Exercise requirements:
Tally the lines below that contain "watermark". The number is the whole answer.

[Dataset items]
┏━━

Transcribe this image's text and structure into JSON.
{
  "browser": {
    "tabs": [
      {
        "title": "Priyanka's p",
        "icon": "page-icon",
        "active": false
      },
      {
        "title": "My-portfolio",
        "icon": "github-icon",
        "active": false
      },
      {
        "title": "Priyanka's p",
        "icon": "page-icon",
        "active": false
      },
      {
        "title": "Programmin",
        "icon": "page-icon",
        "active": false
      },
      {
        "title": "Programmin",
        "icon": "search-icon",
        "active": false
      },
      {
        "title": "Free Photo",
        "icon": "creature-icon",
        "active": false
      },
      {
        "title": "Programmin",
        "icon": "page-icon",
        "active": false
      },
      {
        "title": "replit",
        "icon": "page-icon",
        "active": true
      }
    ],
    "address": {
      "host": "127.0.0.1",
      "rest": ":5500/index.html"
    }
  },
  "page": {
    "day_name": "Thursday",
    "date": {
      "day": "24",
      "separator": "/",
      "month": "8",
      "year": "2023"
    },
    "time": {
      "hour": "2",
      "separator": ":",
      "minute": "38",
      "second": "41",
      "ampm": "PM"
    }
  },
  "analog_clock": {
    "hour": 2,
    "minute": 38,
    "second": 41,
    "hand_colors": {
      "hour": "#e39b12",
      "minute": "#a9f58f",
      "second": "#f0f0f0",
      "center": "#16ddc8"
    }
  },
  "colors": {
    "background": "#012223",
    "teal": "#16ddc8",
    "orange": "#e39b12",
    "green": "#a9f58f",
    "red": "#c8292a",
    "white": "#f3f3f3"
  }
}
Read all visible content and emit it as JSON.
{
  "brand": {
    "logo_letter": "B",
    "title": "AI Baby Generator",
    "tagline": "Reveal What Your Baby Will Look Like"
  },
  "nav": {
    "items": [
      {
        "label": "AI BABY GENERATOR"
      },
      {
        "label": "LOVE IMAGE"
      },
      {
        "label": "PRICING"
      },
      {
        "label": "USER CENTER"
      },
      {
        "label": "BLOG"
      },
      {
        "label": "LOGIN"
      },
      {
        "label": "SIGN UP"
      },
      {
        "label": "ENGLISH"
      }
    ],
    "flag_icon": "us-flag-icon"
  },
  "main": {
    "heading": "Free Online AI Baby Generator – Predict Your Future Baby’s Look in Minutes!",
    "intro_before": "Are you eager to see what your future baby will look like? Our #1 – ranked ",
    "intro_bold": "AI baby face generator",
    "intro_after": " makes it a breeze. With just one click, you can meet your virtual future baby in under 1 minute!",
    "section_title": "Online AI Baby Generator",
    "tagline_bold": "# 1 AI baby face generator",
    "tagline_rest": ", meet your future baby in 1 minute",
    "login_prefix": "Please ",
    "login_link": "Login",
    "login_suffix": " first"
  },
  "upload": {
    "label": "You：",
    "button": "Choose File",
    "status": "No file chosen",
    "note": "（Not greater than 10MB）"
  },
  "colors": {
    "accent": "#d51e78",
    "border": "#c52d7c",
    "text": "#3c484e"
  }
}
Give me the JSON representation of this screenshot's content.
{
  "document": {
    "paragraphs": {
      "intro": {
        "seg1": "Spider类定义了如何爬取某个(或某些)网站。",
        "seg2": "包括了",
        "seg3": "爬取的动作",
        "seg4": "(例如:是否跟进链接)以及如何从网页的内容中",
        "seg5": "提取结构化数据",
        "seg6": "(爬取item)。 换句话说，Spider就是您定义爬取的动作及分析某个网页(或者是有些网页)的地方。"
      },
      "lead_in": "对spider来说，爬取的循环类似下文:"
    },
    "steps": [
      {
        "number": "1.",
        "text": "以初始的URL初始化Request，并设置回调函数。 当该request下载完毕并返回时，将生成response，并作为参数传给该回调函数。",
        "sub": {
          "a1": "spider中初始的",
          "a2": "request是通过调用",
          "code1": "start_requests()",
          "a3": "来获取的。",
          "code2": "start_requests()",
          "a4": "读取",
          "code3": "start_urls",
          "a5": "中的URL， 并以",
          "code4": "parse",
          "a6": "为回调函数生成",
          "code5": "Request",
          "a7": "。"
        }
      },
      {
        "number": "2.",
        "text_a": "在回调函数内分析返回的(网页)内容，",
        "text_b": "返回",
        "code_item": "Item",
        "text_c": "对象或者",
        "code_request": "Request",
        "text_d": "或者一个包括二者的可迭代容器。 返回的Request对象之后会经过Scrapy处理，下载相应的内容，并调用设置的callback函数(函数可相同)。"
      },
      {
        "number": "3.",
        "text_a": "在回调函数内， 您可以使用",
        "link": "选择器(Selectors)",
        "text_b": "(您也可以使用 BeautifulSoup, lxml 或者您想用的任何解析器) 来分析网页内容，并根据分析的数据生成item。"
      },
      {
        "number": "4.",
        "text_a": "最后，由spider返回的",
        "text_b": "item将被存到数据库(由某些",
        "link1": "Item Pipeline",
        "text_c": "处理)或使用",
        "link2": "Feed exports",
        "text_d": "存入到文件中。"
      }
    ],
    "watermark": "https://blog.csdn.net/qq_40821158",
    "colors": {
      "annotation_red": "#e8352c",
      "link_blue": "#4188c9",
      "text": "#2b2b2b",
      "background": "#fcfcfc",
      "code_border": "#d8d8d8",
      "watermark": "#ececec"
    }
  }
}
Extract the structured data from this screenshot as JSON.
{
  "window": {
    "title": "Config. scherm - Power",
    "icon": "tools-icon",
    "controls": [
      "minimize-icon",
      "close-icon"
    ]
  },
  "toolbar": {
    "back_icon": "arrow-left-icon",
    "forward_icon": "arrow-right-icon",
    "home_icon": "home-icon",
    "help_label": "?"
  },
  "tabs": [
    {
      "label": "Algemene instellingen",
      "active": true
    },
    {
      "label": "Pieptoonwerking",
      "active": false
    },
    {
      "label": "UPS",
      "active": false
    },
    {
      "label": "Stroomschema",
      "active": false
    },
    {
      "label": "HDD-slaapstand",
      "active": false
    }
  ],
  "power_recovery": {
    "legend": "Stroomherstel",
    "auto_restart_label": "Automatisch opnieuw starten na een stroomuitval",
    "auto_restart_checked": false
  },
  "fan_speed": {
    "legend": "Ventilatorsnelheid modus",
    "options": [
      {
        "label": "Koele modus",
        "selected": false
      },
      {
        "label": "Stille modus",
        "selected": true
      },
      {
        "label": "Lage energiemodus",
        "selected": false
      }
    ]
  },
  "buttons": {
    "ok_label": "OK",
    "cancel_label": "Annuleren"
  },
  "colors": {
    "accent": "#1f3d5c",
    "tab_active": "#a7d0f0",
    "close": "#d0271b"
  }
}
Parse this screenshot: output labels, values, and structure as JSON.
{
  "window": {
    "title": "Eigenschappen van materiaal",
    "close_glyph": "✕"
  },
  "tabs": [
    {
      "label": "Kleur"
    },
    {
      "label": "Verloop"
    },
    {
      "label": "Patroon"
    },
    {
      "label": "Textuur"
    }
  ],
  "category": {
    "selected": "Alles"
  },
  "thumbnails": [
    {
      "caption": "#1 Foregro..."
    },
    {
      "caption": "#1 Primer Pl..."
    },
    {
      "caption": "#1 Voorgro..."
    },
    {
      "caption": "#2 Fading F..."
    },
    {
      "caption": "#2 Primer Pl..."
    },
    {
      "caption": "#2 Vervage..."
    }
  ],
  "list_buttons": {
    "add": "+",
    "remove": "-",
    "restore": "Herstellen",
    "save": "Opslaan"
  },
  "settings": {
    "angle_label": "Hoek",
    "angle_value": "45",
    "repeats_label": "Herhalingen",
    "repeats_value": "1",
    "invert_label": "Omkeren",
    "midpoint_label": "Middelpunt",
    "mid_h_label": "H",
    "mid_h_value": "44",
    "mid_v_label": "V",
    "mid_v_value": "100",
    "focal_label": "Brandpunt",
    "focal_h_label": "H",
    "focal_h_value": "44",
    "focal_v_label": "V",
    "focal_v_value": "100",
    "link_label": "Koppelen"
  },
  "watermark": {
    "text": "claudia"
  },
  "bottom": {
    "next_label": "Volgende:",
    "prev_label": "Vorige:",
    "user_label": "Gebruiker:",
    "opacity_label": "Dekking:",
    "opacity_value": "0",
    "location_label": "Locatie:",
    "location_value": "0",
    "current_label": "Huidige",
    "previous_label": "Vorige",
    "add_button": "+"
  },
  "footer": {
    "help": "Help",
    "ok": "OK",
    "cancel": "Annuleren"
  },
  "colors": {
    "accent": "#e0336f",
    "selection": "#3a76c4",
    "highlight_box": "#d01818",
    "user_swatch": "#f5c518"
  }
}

┗━━

Task solution:
3